WHAT IS ASKED: Return the lines where the word "guards" occurs.

--

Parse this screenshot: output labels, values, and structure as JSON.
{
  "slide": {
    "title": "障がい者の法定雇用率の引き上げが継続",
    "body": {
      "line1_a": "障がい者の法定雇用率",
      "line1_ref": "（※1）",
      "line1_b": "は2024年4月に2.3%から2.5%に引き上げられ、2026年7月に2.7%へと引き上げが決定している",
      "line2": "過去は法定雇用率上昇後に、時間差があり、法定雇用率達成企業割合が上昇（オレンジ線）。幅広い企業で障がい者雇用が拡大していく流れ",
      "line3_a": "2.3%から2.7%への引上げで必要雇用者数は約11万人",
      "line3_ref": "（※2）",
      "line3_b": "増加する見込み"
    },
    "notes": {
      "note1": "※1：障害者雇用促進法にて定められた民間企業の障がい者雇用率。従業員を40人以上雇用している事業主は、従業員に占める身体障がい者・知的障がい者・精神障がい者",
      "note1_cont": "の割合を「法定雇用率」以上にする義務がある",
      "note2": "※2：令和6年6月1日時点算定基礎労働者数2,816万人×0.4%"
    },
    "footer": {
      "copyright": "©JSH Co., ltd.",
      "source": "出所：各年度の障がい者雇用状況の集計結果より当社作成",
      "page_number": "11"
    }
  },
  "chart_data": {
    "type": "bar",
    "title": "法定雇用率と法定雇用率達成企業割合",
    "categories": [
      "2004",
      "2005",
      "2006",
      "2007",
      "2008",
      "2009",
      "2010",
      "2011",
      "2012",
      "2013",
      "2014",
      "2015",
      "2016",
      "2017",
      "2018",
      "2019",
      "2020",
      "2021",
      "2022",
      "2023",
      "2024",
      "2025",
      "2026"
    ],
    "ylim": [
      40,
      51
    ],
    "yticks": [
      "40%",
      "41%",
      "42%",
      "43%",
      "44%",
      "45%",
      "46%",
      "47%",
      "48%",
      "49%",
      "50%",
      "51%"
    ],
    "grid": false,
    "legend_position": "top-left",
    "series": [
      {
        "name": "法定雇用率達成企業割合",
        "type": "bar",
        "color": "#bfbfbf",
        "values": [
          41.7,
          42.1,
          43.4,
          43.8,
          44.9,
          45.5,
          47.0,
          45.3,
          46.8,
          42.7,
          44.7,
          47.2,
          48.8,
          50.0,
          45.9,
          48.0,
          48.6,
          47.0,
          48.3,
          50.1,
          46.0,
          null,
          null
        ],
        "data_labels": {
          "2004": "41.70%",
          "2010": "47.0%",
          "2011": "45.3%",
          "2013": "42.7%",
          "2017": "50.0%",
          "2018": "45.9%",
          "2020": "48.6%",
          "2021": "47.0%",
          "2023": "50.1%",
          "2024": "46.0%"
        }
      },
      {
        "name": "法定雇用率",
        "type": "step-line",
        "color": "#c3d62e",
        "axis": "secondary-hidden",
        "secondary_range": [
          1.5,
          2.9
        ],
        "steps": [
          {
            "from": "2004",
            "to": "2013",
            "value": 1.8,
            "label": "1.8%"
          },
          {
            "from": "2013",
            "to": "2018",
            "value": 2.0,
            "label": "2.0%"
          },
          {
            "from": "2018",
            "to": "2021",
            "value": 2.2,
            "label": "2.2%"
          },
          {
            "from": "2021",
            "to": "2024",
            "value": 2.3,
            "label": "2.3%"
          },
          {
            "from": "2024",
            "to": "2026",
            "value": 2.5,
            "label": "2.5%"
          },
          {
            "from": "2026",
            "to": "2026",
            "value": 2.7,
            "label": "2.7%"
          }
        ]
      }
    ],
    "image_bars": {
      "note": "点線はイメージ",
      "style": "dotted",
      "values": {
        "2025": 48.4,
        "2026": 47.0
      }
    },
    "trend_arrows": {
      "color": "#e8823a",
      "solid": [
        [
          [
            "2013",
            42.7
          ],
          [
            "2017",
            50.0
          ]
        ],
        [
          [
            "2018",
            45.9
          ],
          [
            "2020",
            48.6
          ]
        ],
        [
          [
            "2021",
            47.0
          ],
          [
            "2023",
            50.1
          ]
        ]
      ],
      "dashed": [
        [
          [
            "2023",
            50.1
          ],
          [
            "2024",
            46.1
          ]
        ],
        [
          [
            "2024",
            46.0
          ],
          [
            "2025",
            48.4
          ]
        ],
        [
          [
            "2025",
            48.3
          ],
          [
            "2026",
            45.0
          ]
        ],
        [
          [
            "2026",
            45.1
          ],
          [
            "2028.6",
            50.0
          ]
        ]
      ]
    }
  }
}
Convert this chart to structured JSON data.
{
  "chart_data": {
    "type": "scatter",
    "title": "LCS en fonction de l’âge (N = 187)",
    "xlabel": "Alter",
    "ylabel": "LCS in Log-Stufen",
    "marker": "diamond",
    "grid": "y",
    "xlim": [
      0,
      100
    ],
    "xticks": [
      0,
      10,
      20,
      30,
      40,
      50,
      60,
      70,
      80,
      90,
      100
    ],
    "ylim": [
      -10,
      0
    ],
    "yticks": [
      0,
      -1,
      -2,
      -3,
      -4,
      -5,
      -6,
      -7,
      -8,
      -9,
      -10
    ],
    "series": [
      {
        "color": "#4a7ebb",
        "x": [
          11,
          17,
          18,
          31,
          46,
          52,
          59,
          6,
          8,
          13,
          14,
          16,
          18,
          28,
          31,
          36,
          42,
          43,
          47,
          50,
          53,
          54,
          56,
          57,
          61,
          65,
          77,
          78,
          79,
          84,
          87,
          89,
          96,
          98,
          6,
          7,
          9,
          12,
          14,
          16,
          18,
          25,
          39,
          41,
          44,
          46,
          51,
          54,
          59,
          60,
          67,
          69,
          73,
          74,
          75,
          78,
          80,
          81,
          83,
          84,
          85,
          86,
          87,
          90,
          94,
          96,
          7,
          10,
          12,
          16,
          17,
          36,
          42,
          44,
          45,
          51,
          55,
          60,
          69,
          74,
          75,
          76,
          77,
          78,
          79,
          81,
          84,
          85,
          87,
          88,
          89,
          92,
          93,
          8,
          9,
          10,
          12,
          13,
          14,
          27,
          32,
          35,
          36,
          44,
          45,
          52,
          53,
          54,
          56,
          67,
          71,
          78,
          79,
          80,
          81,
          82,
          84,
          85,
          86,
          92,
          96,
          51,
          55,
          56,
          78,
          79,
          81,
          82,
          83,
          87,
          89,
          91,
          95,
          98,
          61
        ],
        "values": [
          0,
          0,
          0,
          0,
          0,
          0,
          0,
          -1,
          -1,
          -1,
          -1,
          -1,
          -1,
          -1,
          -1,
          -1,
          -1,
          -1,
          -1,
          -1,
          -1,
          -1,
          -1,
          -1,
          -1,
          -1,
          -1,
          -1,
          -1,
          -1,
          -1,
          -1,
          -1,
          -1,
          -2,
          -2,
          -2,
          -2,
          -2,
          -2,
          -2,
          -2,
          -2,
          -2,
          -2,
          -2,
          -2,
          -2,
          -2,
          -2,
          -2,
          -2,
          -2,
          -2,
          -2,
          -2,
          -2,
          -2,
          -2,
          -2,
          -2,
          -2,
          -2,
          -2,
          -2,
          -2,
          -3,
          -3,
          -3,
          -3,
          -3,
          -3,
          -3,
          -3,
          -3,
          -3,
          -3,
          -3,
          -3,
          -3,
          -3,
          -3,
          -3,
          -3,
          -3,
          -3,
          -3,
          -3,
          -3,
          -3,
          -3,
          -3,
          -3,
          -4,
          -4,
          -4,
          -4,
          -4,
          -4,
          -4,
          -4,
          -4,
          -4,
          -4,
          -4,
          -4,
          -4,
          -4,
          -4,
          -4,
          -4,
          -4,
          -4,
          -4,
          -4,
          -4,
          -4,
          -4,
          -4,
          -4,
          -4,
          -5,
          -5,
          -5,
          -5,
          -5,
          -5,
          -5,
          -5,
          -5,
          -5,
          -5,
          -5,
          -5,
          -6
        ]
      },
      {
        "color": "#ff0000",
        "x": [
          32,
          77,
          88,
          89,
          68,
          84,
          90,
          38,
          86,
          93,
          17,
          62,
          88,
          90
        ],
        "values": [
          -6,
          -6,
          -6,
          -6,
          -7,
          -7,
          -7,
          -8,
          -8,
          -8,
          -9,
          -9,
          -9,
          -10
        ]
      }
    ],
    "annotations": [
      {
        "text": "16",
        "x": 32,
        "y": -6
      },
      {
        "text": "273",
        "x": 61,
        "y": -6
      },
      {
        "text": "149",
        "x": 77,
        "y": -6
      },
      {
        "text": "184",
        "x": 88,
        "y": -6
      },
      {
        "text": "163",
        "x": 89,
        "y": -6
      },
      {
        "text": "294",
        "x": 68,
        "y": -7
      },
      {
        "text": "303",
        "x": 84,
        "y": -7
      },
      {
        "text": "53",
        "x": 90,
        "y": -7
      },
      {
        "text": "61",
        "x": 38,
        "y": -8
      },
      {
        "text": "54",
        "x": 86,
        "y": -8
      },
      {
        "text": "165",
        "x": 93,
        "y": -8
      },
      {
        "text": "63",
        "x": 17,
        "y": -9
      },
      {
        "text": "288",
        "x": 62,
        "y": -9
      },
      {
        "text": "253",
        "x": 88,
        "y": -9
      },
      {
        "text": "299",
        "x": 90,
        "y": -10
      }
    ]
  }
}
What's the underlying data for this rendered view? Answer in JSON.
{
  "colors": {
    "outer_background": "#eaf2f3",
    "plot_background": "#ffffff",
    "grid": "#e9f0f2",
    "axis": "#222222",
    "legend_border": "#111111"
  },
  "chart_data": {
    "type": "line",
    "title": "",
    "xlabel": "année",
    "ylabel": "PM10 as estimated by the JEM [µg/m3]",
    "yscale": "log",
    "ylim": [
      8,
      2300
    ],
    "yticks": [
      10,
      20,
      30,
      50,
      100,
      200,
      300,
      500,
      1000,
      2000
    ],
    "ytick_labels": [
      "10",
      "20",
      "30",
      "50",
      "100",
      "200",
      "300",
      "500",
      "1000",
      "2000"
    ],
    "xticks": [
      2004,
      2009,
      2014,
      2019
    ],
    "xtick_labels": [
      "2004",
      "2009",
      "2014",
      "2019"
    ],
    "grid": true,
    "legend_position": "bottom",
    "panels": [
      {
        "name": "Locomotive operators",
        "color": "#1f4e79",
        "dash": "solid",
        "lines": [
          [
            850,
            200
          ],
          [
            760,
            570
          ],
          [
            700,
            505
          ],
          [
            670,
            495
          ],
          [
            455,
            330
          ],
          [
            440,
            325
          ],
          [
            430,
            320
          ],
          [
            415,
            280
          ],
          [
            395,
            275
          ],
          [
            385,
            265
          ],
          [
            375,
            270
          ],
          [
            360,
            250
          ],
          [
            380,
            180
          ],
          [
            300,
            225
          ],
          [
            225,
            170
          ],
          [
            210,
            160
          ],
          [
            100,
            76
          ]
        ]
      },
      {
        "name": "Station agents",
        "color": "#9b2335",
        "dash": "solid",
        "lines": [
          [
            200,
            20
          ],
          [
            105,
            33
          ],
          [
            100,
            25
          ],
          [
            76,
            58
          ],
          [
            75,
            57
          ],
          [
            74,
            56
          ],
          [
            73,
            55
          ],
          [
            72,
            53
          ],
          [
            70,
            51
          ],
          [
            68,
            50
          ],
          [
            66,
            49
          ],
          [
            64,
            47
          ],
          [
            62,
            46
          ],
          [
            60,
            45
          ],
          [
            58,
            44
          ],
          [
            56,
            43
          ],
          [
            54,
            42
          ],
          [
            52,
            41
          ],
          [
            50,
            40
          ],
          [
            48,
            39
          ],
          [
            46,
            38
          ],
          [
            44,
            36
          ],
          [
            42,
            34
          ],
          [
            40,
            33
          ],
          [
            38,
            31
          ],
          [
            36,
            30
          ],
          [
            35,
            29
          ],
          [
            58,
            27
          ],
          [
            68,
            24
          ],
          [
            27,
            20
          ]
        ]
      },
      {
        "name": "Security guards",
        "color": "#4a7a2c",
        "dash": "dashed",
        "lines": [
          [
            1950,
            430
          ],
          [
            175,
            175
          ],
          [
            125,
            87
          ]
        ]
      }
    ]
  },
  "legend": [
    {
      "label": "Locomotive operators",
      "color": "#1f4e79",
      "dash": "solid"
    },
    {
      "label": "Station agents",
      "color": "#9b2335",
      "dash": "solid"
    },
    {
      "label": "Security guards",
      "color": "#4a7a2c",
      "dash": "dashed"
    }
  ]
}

--

RESULT FOR THIS TASK:
        "name": "Security guards",
      "label": "Security guards",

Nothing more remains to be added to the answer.